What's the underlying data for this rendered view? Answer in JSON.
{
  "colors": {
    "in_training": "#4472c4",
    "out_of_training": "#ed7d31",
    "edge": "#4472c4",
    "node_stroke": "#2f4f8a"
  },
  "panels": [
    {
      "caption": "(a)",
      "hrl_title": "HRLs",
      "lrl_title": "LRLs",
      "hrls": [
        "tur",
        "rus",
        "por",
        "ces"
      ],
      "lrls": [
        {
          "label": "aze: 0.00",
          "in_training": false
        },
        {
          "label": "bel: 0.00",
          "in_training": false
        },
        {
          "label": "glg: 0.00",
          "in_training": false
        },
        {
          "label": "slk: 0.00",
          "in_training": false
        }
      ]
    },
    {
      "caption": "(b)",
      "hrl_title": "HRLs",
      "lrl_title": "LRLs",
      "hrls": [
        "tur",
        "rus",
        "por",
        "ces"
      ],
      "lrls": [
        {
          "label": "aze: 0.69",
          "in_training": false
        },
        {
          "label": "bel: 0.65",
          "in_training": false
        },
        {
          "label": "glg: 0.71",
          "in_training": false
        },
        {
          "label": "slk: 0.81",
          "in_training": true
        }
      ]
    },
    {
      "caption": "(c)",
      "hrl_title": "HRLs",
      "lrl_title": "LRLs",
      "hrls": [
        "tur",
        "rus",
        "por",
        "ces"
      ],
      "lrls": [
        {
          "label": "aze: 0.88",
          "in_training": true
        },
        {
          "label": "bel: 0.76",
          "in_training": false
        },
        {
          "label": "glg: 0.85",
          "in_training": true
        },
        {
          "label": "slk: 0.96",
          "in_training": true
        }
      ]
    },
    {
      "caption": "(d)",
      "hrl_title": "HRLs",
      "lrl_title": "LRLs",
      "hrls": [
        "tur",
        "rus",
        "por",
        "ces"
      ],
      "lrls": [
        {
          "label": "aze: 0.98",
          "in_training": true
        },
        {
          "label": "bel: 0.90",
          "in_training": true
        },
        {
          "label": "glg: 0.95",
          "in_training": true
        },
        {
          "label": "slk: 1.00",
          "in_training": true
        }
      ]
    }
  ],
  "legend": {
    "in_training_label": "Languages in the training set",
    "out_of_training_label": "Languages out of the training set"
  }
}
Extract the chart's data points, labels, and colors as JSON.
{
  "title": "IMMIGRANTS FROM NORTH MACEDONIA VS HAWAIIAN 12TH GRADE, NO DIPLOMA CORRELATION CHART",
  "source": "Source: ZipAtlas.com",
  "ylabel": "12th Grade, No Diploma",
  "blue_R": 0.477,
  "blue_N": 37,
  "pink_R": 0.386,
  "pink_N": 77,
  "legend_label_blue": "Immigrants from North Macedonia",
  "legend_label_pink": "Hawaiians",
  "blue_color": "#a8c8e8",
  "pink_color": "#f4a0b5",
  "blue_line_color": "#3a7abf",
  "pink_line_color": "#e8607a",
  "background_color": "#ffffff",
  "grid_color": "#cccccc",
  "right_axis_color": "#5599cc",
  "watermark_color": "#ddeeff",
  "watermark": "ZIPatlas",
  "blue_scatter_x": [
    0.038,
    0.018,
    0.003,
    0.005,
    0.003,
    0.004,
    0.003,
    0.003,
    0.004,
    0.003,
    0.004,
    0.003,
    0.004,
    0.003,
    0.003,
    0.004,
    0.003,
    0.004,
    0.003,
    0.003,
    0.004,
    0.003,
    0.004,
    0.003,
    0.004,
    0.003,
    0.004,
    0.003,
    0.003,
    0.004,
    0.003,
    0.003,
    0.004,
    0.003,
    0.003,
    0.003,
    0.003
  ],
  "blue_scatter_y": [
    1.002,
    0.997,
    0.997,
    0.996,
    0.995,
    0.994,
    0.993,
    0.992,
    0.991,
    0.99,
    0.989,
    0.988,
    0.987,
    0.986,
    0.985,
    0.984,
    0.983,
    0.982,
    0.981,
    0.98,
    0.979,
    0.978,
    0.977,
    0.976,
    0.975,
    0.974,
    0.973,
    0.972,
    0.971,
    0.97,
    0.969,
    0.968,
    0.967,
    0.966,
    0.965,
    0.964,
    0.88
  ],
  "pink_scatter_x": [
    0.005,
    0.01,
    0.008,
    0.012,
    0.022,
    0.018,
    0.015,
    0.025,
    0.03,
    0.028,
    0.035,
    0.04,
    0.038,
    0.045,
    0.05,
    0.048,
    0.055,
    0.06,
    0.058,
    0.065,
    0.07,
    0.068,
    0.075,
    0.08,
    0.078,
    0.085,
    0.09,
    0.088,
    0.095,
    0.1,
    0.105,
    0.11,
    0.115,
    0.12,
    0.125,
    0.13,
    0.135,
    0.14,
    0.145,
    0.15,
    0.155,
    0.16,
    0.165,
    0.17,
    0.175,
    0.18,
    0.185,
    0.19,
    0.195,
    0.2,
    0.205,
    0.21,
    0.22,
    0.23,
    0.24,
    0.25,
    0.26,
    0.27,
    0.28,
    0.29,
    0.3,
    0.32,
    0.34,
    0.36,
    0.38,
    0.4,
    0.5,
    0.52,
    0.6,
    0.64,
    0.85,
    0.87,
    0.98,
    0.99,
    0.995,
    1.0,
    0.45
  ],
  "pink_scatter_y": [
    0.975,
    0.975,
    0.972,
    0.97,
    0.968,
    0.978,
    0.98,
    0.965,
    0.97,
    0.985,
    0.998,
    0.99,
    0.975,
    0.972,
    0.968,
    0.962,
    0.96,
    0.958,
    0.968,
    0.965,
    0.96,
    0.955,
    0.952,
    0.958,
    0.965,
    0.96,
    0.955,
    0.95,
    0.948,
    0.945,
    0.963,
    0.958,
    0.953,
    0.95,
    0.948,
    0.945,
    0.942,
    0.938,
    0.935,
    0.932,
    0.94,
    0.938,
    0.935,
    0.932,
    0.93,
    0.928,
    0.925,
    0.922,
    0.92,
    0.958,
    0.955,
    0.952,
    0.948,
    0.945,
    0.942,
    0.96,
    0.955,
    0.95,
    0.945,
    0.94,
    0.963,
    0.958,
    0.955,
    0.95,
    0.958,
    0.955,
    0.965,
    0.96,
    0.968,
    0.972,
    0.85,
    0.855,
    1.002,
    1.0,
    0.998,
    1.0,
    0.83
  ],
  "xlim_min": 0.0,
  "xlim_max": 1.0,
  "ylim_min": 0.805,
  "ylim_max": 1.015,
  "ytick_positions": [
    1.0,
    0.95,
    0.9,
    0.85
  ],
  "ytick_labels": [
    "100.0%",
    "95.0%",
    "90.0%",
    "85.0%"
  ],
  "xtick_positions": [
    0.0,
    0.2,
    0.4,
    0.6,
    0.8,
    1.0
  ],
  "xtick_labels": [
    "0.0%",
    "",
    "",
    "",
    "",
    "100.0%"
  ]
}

Written request: Reproduce the material precisely, including every line.

Task result:
What's the underlying data for this rendered view? Answer in JSON.
{
  "colors": {
    "in_training": "#4472c4",
    "out_of_training": "#ed7d31",
    "edge": "#4472c4",
    "node_stroke": "#2f4f8a"
  },
  "panels": [
    {
      "caption": "(a)",
      "hrl_title": "HRLs",
      "lrl_title": "LRLs",
      "hrls": [
        "tur",
        "rus",
        "por",
        "ces"
      ],
      "lrls": [
        {
          "label": "aze: 0.00",
          "in_training": false
        },
        {
          "label": "bel: 0.00",
          "in_training": false
        },
        {
          "label": "glg: 0.00",
          "in_training": false
        },
        {
          "label": "slk: 0.00",
          "in_training": false
        }
      ]
    },
    {
      "caption": "(b)",
      "hrl_title": "HRLs",
      "lrl_title": "LRLs",
      "hrls": [
        "tur",
        "rus",
        "por",
        "ces"
      ],
      "lrls": [
        {
          "label": "aze: 0.69",
          "in_training": false
        },
        {
          "label": "bel: 0.65",
          "in_training": false
        },
        {
          "label": "glg: 0.71",
          "in_training": false
        },
        {
          "label": "slk: 0.81",
          "in_training": true
        }
      ]
    },
    {
      "caption": "(c)",
      "hrl_title": "HRLs",
      "lrl_title": "LRLs",
      "hrls": [
        "tur",
        "rus",
        "por",
        "ces"
      ],
      "lrls": [
        {
          "label": "aze: 0.88",
          "in_training": true
        },
        {
          "label": "bel: 0.76",
          "in_training": false
        },
        {
          "label": "glg: 0.85",
          "in_training": true
        },
        {
          "label": "slk: 0.96",
          "in_training": true
        }
      ]
    },
    {
      "caption": "(d)",
      "hrl_title": "HRLs",
      "lrl_title": "LRLs",
      "hrls": [
        "tur",
        "rus",
        "por",
        "ces"
      ],
      "lrls": [
        {
          "label": "aze: 0.98",
          "in_training": true
        },
        {
          "label": "bel: 0.90",
          "in_training": true
        },
        {
          "label": "glg: 0.95",
          "in_training": true
        },
        {
          "label": "slk: 1.00",
          "in_training": true
        }
      ]
    }
  ],
  "legend": {
    "in_training_label": "Languages in the training set",
    "out_of_training_label": "Languages out of the training set"
  }
}
Extract the chart's data points, labels, and colors as JSON.
{
  "title": "IMMIGRANTS FROM NORTH MACEDONIA VS HAWAIIAN 12TH GRADE, NO DIPLOMA CORRELATION CHART",
  "source": "Source: ZipAtlas.com",
  "ylabel": "12th Grade, No Diploma",
  "blue_R": 0.477,
  "blue_N": 37,
  "pink_R": 0.386,
  "pink_N": 77,
  "legend_label_blue": "Immigrants from North Macedonia",
  "legend_label_pink": "Hawaiians",
  "blue_color": "#a8c8e8",
  "pink_color": "#f4a0b5",
  "blue_line_color": "#3a7abf",
  "pink_line_color": "#e8607a",
  "background_color": "#ffffff",
  "grid_color": "#cccccc",
  "right_axis_color": "#5599cc",
  "watermark_color": "#ddeeff",
  "watermark": "ZIPatlas",
  "blue_scatter_x": [
    0.038,
    0.018,
    0.003,
    0.005,
    0.003,
    0.004,
    0.003,
    0.003,
    0.004,
    0.003,
    0.004,
    0.003,
    0.004,
    0.003,
    0.003,
    0.004,
    0.003,
    0.004,
    0.003,
    0.003,
    0.004,
    0.003,
    0.004,
    0.003,
    0.004,
    0.003,
    0.004,
    0.003,
    0.003,
    0.004,
    0.003,
    0.003,
    0.004,
    0.003,
    0.003,
    0.003,
    0.003
  ],
  "blue_scatter_y": [
    1.002,
    0.997,
    0.997,
    0.996,
    0.995,
    0.994,
    0.993,
    0.992,
    0.991,
    0.99,
    0.989,
    0.988,
    0.987,
    0.986,
    0.985,
    0.984,
    0.983,
    0.982,
    0.981,
    0.98,
    0.979,
    0.978,
    0.977,
    0.976,
    0.975,
    0.974,
    0.973,
    0.972,
    0.971,
    0.97,
    0.969,
    0.968,
    0.967,
    0.966,
    0.965,
    0.964,
    0.88
  ],
  "pink_scatter_x": [
    0.005,
    0.01,
    0.008,
    0.012,
    0.022,
    0.018,
    0.015,
    0.025,
    0.03,
    0.028,
    0.035,
    0.04,
    0.038,
    0.045,
    0.05,
    0.048,
    0.055,
    0.06,
    0.058,
    0.065,
    0.07,
    0.068,
    0.075,
    0.08,
    0.078,
    0.085,
    0.09,
    0.088,
    0.095,
    0.1,
    0.105,
    0.11,
    0.115,
    0.12,
    0.125,
    0.13,
    0.135,
    0.14,
    0.145,
    0.15,
    0.155,
    0.16,
    0.165,
    0.17,
    0.175,
    0.18,
    0.185,
    0.19,
    0.195,
    0.2,
    0.205,
    0.21,
    0.22,
    0.23,
    0.24,
    0.25,
    0.26,
    0.27,
    0.28,
    0.29,
    0.3,
    0.32,
    0.34,
    0.36,
    0.38,
    0.4,
    0.5,
    0.52,
    0.6,
    0.64,
    0.85,
    0.87,
    0.98,
    0.99,
    0.995,
    1.0,
    0.45
  ],
  "pink_scatter_y": [
    0.975,
    0.975,
    0.972,
    0.97,
    0.968,
    0.978,
    0.98,
    0.965,
    0.97,
    0.985,
    0.998,
    0.99,
    0.975,
    0.972,
    0.968,
    0.962,
    0.96,
    0.958,
    0.968,
    0.965,
    0.96,
    0.955,
    0.952,
    0.958,
    0.965,
    0.96,
    0.955,
    0.95,
    0.948,
    0.945,
    0.963,
    0.958,
    0.953,
    0.95,
    0.948,
    0.945,
    0.942,
    0.938,
    0.935,
    0.932,
    0.94,
    0.938,
    0.935,
    0.932,
    0.93,
    0.928,
    0.925,
    0.922,
    0.92,
    0.958,
    0.955,
    0.952,
    0.948,
    0.945,
    0.942,
    0.96,
    0.955,
    0.95,
    0.945,
    0.94,
    0.963,
    0.958,
    0.955,
    0.95,
    0.958,
    0.955,
    0.965,
    0.96,
    0.968,
    0.972,
    0.85,
    0.855,
    1.002,
    1.0,
    0.998,
    1.0,
    0.83
  ],
  "xlim_min": 0.0,
  "xlim_max": 1.0,
  "ylim_min": 0.805,
  "ylim_max": 1.015,
  "ytick_positions": [
    1.0,
    0.95,
    0.9,
    0.85
  ],
  "ytick_labels": [
    "100.0%",
    "95.0%",
    "90.0%",
    "85.0%"
  ],
  "xtick_positions": [
    0.0,
    0.2,
    0.4,
    0.6,
    0.8,
    1.0
  ],
  "xtick_labels": [
    "0.0%",
    "",
    "",
    "",
    "",
    "100.0%"
  ]
}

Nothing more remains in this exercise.